(Saved data entries)
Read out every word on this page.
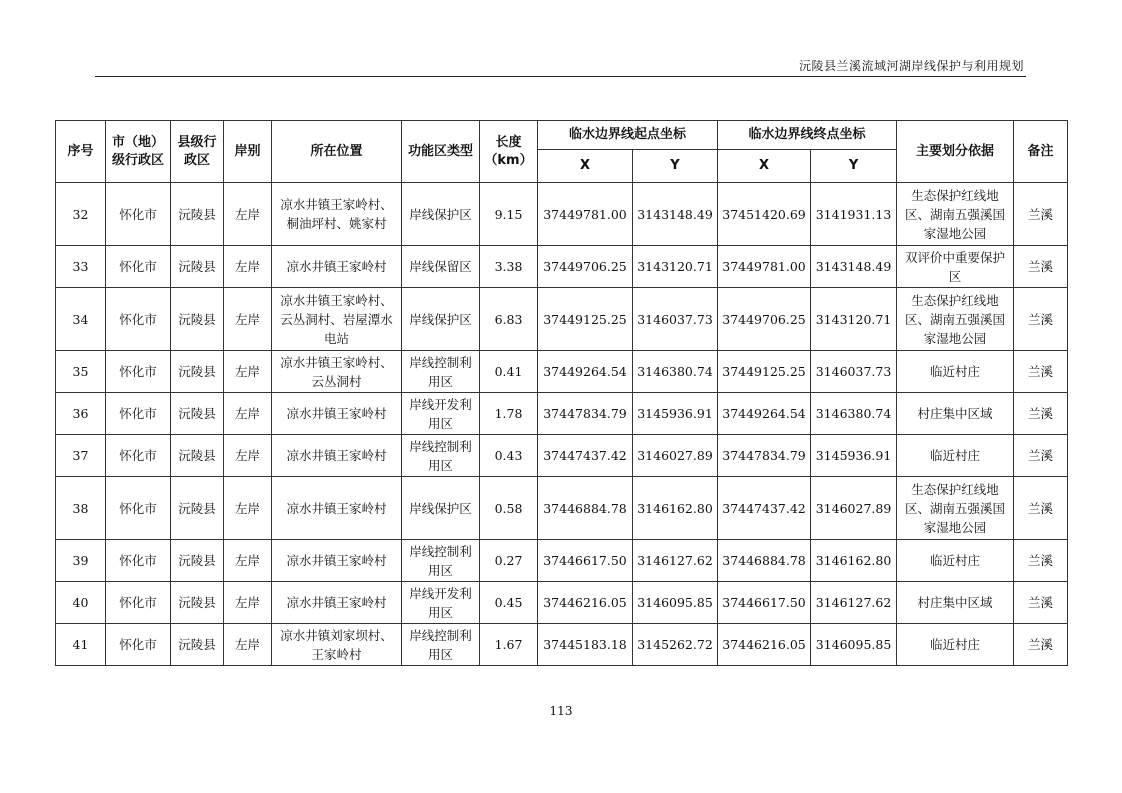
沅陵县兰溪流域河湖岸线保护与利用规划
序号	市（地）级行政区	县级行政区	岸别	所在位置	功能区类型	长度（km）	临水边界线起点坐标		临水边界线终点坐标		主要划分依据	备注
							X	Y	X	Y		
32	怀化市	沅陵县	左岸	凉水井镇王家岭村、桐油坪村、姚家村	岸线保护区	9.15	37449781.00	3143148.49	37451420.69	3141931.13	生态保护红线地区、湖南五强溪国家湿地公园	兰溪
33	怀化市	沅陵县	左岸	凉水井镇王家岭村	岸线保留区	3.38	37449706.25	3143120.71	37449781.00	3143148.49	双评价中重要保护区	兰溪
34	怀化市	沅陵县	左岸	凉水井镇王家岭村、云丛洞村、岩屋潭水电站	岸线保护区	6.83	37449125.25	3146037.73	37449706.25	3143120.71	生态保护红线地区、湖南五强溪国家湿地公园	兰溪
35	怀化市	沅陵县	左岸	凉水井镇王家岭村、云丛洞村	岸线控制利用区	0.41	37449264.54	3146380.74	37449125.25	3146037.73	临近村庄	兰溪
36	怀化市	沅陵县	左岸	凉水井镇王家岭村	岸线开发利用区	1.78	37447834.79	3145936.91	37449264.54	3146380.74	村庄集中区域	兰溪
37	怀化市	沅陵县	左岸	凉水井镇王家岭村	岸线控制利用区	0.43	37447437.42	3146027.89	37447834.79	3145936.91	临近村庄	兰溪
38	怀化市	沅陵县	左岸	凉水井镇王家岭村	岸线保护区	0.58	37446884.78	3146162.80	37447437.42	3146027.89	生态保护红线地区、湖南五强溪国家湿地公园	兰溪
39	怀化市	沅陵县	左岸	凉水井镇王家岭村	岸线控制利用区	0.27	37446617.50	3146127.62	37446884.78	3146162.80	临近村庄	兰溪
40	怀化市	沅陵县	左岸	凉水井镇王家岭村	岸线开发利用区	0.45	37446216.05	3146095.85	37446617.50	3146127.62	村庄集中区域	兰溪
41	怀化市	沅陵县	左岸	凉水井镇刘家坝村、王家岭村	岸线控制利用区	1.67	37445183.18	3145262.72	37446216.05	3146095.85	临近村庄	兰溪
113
---
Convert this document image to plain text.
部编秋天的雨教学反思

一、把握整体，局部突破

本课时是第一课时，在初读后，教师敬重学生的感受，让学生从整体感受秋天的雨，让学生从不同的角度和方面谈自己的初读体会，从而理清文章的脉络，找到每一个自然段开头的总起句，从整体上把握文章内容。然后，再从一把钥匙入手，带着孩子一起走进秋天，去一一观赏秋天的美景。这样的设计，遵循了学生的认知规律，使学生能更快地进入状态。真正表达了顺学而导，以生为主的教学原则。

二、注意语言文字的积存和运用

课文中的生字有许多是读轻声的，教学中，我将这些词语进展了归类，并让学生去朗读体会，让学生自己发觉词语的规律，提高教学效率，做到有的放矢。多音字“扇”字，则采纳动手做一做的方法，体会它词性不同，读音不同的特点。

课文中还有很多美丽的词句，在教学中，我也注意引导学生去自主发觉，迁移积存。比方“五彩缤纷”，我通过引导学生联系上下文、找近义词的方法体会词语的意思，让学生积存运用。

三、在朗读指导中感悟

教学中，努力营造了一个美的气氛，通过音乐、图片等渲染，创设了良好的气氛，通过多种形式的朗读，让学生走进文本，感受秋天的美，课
---
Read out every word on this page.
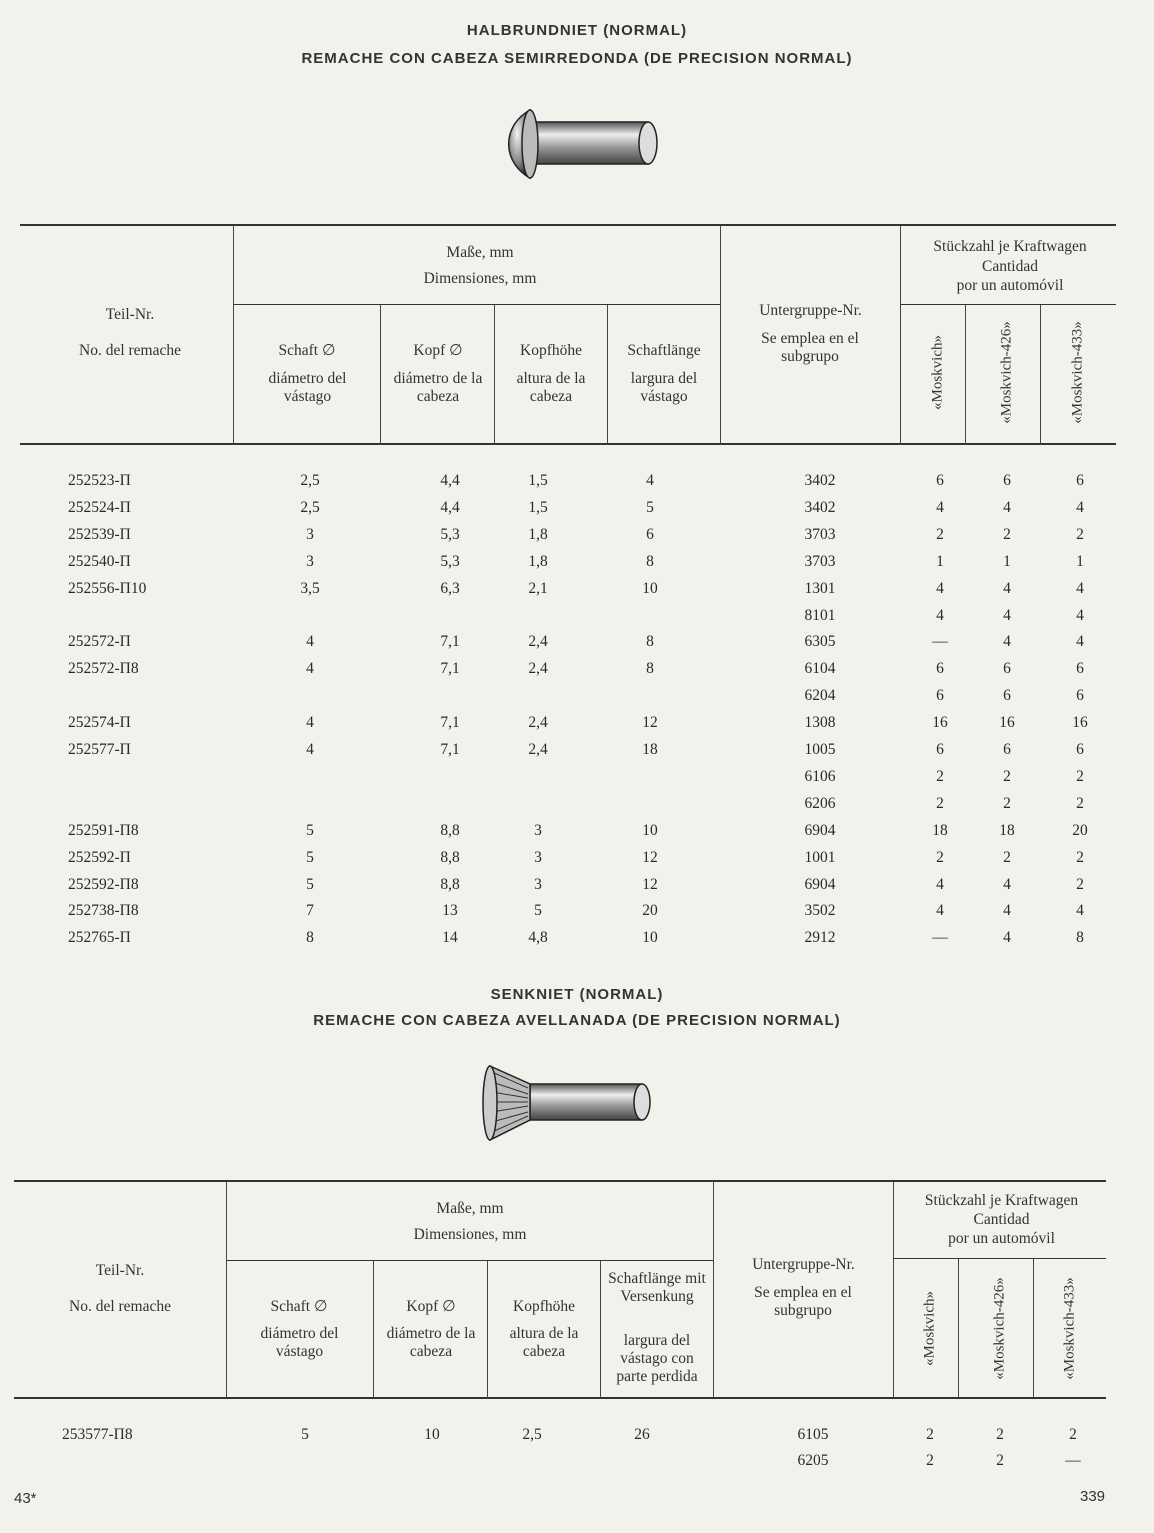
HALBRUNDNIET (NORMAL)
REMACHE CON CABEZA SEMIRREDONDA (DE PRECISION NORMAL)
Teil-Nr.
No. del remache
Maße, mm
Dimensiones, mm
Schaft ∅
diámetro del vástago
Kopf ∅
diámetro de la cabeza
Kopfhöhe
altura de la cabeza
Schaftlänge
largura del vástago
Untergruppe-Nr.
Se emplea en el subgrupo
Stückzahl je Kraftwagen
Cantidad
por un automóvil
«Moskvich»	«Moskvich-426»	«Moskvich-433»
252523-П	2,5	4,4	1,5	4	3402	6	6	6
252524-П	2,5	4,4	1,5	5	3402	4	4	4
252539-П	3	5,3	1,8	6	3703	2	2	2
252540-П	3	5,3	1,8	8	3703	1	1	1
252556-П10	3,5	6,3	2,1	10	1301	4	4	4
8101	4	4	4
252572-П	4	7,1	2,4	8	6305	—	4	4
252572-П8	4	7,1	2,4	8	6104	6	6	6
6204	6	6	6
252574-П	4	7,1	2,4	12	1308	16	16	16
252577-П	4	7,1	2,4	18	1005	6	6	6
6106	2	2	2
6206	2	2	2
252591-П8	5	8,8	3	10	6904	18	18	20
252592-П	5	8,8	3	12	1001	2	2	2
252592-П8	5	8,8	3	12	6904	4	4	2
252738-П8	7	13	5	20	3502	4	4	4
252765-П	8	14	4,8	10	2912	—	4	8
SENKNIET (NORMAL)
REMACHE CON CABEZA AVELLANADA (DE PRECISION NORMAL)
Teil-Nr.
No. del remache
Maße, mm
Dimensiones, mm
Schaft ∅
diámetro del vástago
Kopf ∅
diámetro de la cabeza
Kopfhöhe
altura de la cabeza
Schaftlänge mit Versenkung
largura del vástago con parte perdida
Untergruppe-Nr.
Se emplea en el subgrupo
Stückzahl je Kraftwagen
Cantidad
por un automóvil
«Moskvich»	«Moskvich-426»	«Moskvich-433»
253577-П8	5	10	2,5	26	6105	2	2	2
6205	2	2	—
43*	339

- WHAT IS REQUIRED: Copy out the lines in which the string "Schaftlänge" appears.

- PROBLEM SOLUTION:
Schaftlänge
Schaftlänge mit Versenkung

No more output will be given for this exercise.